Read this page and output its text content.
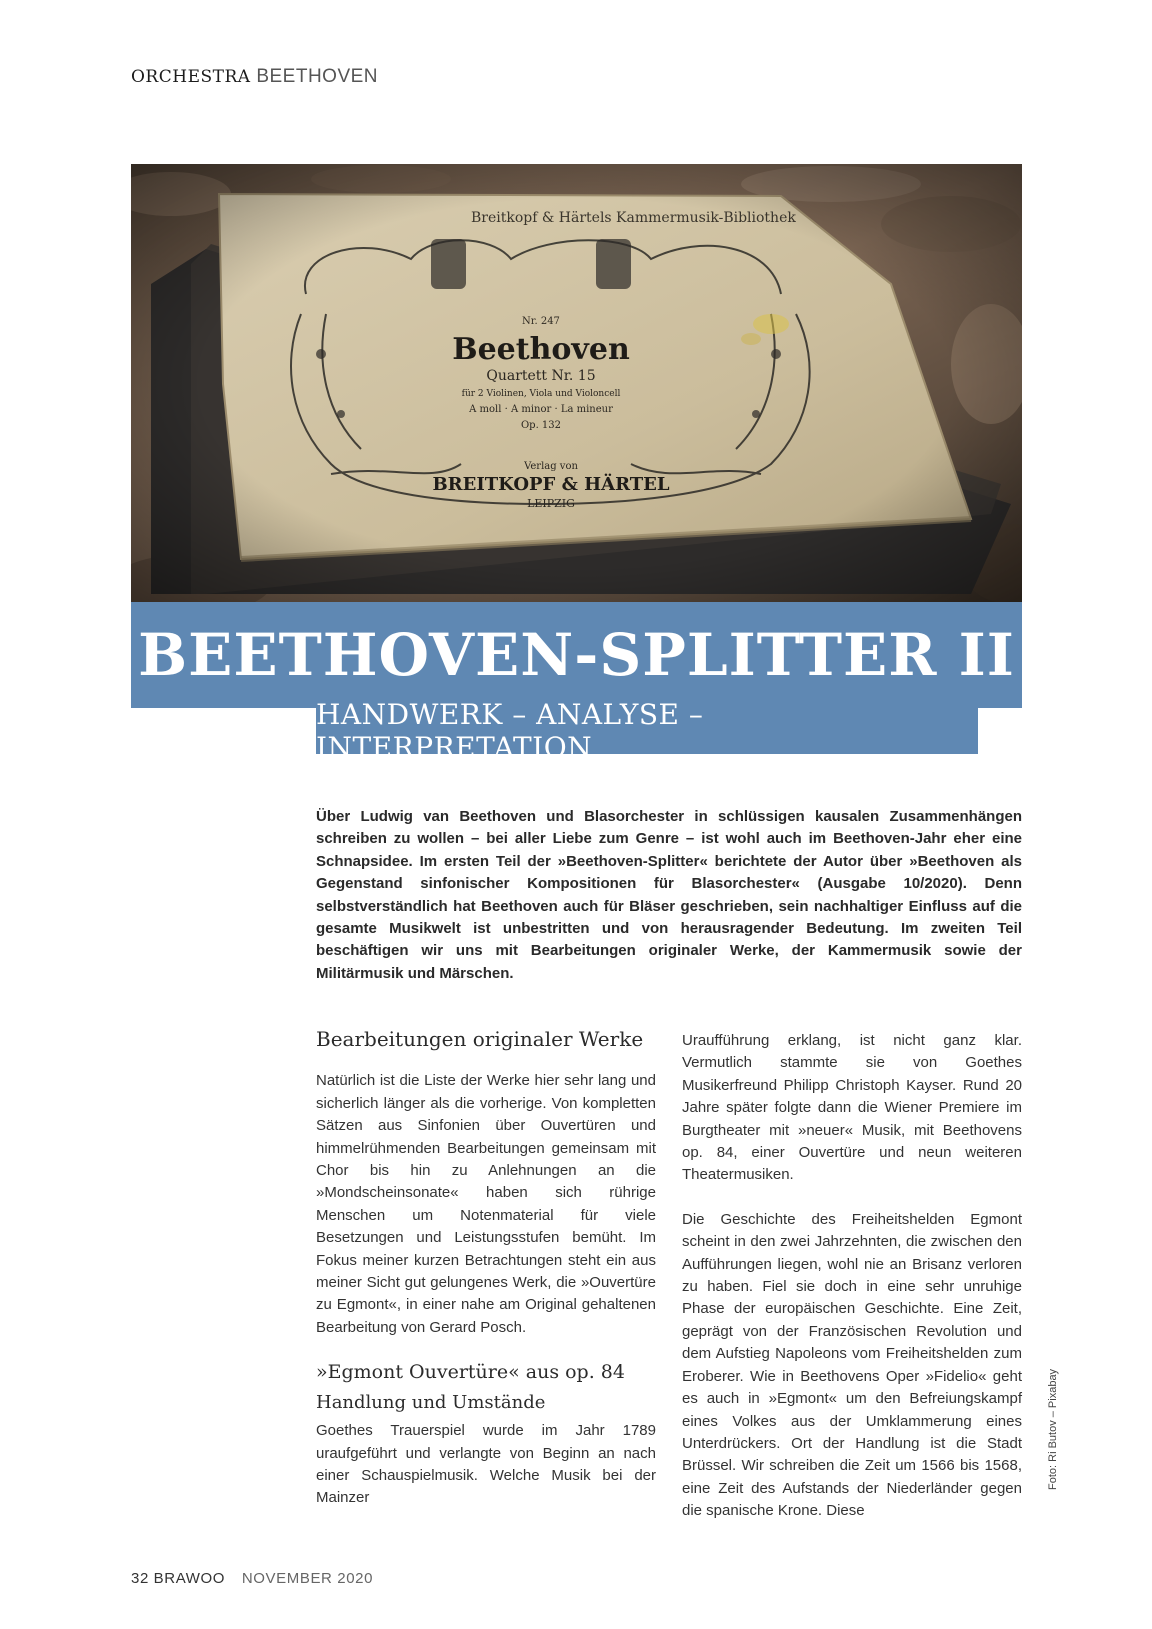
ORCHESTRA BEETHOVEN
BEETHOVEN-SPLITTER II
HANDWERK – ANALYSE – INTERPRETATION

Über Ludwig van Beethoven und Blasorchester in schlüssigen kausalen Zusammenhängen schreiben zu wollen – bei aller Liebe zum Genre – ist wohl auch im Beethoven-Jahr eher eine Schnapsidee. Im ersten Teil der »Beethoven-Splitter« berichtete der Autor über »Beethoven als Gegenstand sinfonischer Kompositionen für Blasorchester« (Ausgabe 10/2020). Denn selbstverständlich hat Beethoven auch für Bläser geschrieben, sein nachhaltiger Einfluss auf die gesamte Musikwelt ist unbestritten und von herausragender Bedeutung. Im zweiten Teil beschäftigen wir uns mit Bearbeitungen originaler Werke, der Kammermusik sowie der Militärmusik und Märschen.

Bearbeitungen originaler Werke

Natürlich ist die Liste der Werke hier sehr lang und sicherlich länger als die vorherige. Von kompletten Sätzen aus Sinfonien über Ouvertüren und himmelrühmenden Bearbeitungen gemeinsam mit Chor bis hin zu Anlehnungen an die »Mondscheinsonate« haben sich rührige Menschen um Notenmaterial für viele Besetzungen und Leistungsstufen bemüht. Im Fokus meiner kurzen Betrachtungen steht ein aus meiner Sicht gut gelungenes Werk, die »Ouvertüre zu Egmont«, in einer nahe am Original gehaltenen Bearbeitung von Gerard Posch.

»Egmont Ouvertüre« aus op. 84
Handlung und Umstände

Goethes Trauerspiel wurde im Jahr 1789 uraufgeführt und verlangte von Beginn an nach einer Schauspielmusik. Welche Musik bei der Mainzer

Uraufführung erklang, ist nicht ganz klar. Vermutlich stammte sie von Goethes Musikerfreund Philipp Christoph Kayser. Rund 20 Jahre später folgte dann die Wiener Premiere im Burgtheater mit »neuer« Musik, mit Beethovens op. 84, einer Ouvertüre und neun weiteren Theatermusiken.

Die Geschichte des Freiheitshelden Egmont scheint in den zwei Jahrzehnten, die zwischen den Aufführungen liegen, wohl nie an Brisanz verloren zu haben. Fiel sie doch in eine sehr unruhige Phase der europäischen Geschichte. Eine Zeit, geprägt von der Französischen Revolution und dem Aufstieg Napoleons vom Freiheitshelden zum Eroberer. Wie in Beethovens Oper »Fidelio« geht es auch in »Egmont« um den Befreiungskampf eines Volkes aus der Umklammerung eines Unterdrückers. Ort der Handlung ist die Stadt Brüssel. Wir schreiben die Zeit um 1566 bis 1568, eine Zeit des Aufstands der Niederländer gegen die spanische Krone. Diese

Foto: Ri Butov – Pixabay
32 BRAWOO NOVEMBER 2020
═══
Work to be completed
Leave the pictures out, then print every entry exactly as it reads.

Task output
Read this page and output its text content.
ORCHESTRA BEETHOVEN
BEETHOVEN-SPLITTER II
HANDWERK – ANALYSE – INTERPRETATION

Über Ludwig van Beethoven und Blasorchester in schlüssigen kausalen Zusammenhängen schreiben zu wollen – bei aller Liebe zum Genre – ist wohl auch im Beethoven-Jahr eher eine Schnapsidee. Im ersten Teil der »Beethoven-Splitter« berichtete der Autor über »Beethoven als Gegenstand sinfonischer Kompositionen für Blasorchester« (Ausgabe 10/2020). Denn selbstverständlich hat Beethoven auch für Bläser geschrieben, sein nachhaltiger Einfluss auf die gesamte Musikwelt ist unbestritten und von herausragender Bedeutung. Im zweiten Teil beschäftigen wir uns mit Bearbeitungen originaler Werke, der Kammermusik sowie der Militärmusik und Märschen.

Bearbeitungen originaler Werke

Natürlich ist die Liste der Werke hier sehr lang und sicherlich länger als die vorherige. Von kompletten Sätzen aus Sinfonien über Ouvertüren und himmelrühmenden Bearbeitungen gemeinsam mit Chor bis hin zu Anlehnungen an die »Mondscheinsonate« haben sich rührige Menschen um Notenmaterial für viele Besetzungen und Leistungsstufen bemüht. Im Fokus meiner kurzen Betrachtungen steht ein aus meiner Sicht gut gelungenes Werk, die »Ouvertüre zu Egmont«, in einer nahe am Original gehaltenen Bearbeitung von Gerard Posch.

»Egmont Ouvertüre« aus op. 84
Handlung und Umstände

Goethes Trauerspiel wurde im Jahr 1789 uraufgeführt und verlangte von Beginn an nach einer Schauspielmusik. Welche Musik bei der Mainzer

Uraufführung erklang, ist nicht ganz klar. Vermutlich stammte sie von Goethes Musikerfreund Philipp Christoph Kayser. Rund 20 Jahre später folgte dann die Wiener Premiere im Burgtheater mit »neuer« Musik, mit Beethovens op. 84, einer Ouvertüre und neun weiteren Theatermusiken.

Die Geschichte des Freiheitshelden Egmont scheint in den zwei Jahrzehnten, die zwischen den Aufführungen liegen, wohl nie an Brisanz verloren zu haben. Fiel sie doch in eine sehr unruhige Phase der europäischen Geschichte. Eine Zeit, geprägt von der Französischen Revolution und dem Aufstieg Napoleons vom Freiheitshelden zum Eroberer. Wie in Beethovens Oper »Fidelio« geht es auch in »Egmont« um den Befreiungskampf eines Volkes aus der Umklammerung eines Unterdrückers. Ort der Handlung ist die Stadt Brüssel. Wir schreiben die Zeit um 1566 bis 1568, eine Zeit des Aufstands der Niederländer gegen die spanische Krone. Diese

Foto: Ri Butov – Pixabay
32 BRAWOO NOVEMBER 2020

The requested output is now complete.